>> START

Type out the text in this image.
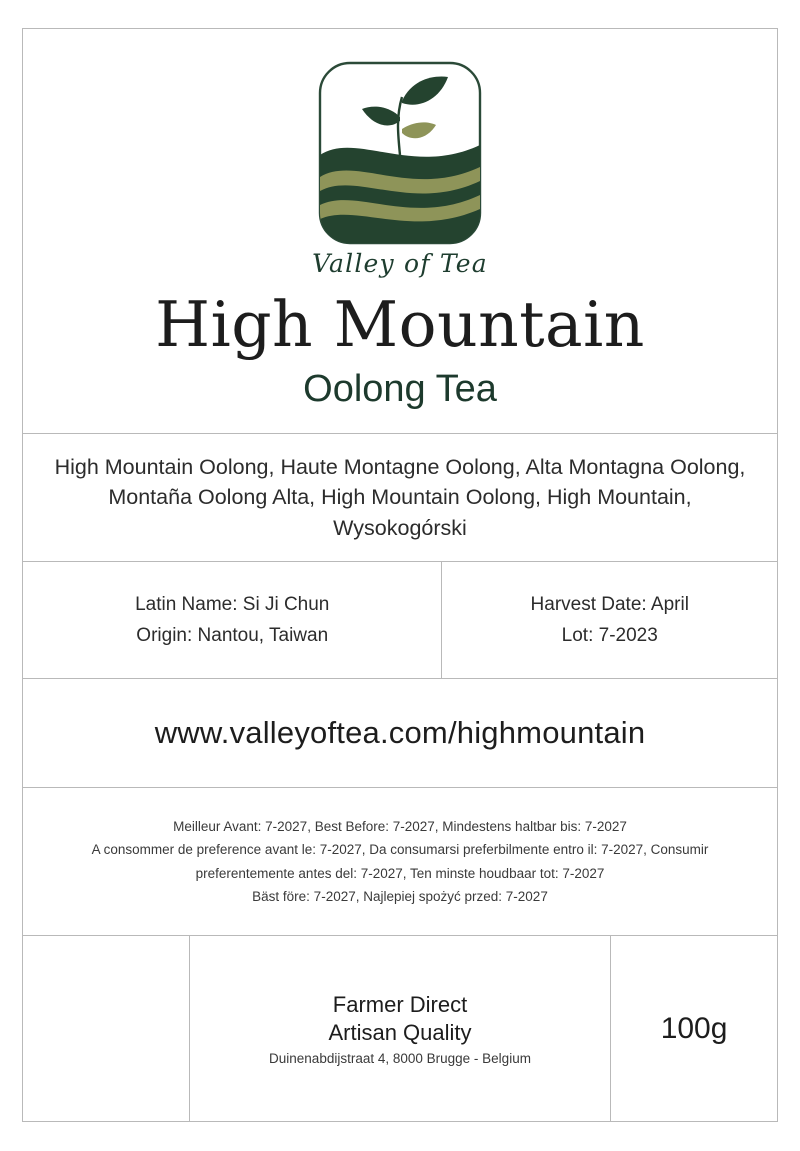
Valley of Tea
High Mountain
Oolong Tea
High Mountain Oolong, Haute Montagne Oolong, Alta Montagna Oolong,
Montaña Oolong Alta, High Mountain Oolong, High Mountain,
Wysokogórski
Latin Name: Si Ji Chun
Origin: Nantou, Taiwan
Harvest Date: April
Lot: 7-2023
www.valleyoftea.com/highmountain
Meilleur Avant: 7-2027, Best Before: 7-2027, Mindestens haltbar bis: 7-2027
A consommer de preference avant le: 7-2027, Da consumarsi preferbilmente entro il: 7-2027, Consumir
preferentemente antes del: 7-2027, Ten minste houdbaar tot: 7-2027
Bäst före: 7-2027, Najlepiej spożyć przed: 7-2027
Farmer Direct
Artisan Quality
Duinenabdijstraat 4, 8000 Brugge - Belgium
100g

>> END

Show, from the material above, each line that includes the string "Alta".

> [TASK ANSWER]:
High Mountain Oolong, Haute Montagne Oolong, Alta Montagna Oolong,
Montaña Oolong Alta, High Mountain Oolong, High Mountain,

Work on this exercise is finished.